• [Provided text]
The Spy Newspapers may periodically employ the assistance of artificial intelligence (AI) to enhance the clarity and accuracy of our content.

Filed Under: 6 Arts Notes, Archives

Chestertown’s 2025 National Music Festival Includes Something for Everyone

May 11, 2025 by Spy Desk Leave a Comment

From June 1-14, Chestertown’s renowned National Music Festival will bring together almost 30 esteemed mentors and 100 promising apprentices, presenting over 30 events, ranging from majestic symphonies to intimate chamber music, pre-concert talks, and master classes, plus dozens of free open rehearsals. Mentors are professional musicians who teach and perform all over the country and the world; apprentices are young professional musicians on the cusp of their careers. Festival musicians come to Chestertown each season from about a dozen countries and 30 US states.

This year’s mentors will include Yoshiaki Horiguchi (bass) and Diana Loomer (percussion), who are both alumni of the Festival, and several mentors who have been with the Festival since its inception in 2011: Dana Goode (violin), Jared Hauser (oboe), Jeff Keesecker (bassoon), Tom Parchman (clarinet), and Jennifer Parker-Harley (flute).

On Friday, June 6, National Music Festival Artistic Director and co-founder Richard Rosenberg conducts the Festival Symphony Orchestra in a program of movie music, starting with Paul Dukas’ The Sorcerer’s Apprentice, which was famously used in the Walt Disney movie Fantasia. Violin mentor Emma McGrath, who travels from Hobart, Tasmania for her second season with the National Music Festival, will be the soloist in Korngold’s sumptuous Violin Concerto, which incorporates music from several of his film scores for Errol Flynn “swashbucklers,” including The Prince and the Pauper, Anthony Adverse, and more. The second half of the program features exhilarating music from the Star Wars movies by the legendary John Williams.

Several mentors and two apprentices will be featured as concerto soloists during the Festival. Saxophonist Laura Ramsay, a student at the University of Michigan, was selected through a highly competitive application process to attend the Festival as a saxophone apprentice and will perform on June 7 as the soloist in Jaques Ibert’s jazzy and tuneful 1930s Concertino da Camera.

Also on the June 7 concert is Frank Martin’s Concerto for Seven Wind Instruments. Trumpet apprentice Brandon Hebert of Louisiana has been awarded the opportunity to perform as a soloist alongside mentors Jennifer Parker-Harley (flute), Jared Hauser (oboe), Thomas Parchman (clarinet), Jeffrey Keesecker (bassoon), Michelle Stebleton (horn), and Michael Kris (trombone).

The guest conductor for the June 7 orchestra program will Matthew Kraemer, who serves as Music Director of the Louisiana Philharmonic in New Orleans, as well as the Indianapolis Chamber Orchestra.

Concert schedules, tickets, and Festival Passes are available on the Festival’s website, nationalmusic.us.

• [Requirements]
1. For each statement about the festival article, answer yes or no and quote the article's deciding words: (a) The Festival began in 2011. (b) Laura Ramsay attends the Festival as a trumpet apprentice. (c) Emma McGrath is coming for her first season with the Festival.
2. Transcribe the festival article starting at the words "May 11, 2025" and ending after the words "30 US states.".
Work from the festival article alone and bring in no outside knowledge.

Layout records
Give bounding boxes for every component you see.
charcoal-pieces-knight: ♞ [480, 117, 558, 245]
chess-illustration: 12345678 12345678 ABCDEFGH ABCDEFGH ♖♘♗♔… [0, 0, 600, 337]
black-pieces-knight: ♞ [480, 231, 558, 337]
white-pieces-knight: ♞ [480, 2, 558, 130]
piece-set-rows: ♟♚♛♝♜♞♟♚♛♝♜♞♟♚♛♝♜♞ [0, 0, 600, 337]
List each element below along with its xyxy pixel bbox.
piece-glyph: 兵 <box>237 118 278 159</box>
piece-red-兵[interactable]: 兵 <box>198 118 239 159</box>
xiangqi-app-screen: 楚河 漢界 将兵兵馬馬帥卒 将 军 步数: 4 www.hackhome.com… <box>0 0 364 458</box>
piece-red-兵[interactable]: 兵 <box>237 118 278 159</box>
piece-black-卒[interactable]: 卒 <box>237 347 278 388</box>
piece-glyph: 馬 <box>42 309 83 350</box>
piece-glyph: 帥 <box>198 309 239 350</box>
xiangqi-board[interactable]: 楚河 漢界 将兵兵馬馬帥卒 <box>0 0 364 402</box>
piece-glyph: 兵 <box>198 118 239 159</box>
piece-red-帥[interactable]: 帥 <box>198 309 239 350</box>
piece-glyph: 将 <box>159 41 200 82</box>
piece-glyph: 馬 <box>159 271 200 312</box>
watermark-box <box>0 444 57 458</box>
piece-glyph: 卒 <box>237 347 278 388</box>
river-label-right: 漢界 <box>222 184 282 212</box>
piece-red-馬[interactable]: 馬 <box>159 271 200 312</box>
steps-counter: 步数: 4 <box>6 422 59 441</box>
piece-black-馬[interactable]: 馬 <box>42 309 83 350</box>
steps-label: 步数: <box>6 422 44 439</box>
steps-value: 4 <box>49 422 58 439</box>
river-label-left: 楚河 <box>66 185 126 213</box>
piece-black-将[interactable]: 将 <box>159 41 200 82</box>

• [Results by task]
1.
(a) Yes: "several mentors who have been with the Festival since its inception in 2011"
(b) No: "attend the Festival as a saxophone apprentice"
(c) No: "for her second season with the National Music Festival"

2.
May 11, 2025 by Spy Desk Leave a Comment

From June 1-14, Chestertown’s renowned National Music Festival will bring together almost 30 esteemed mentors and 100 promising apprentices, presenting over 30 events, ranging from majestic symphonies to intimate chamber music, pre-concert talks, and master classes, plus dozens of free open rehearsals. Mentors are professional musicians who teach and perform all over the country and the world; apprentices are young professional musicians on the cusp of their careers. Festival musicians come to Chestertown each season from about a dozen countries and 30 US states.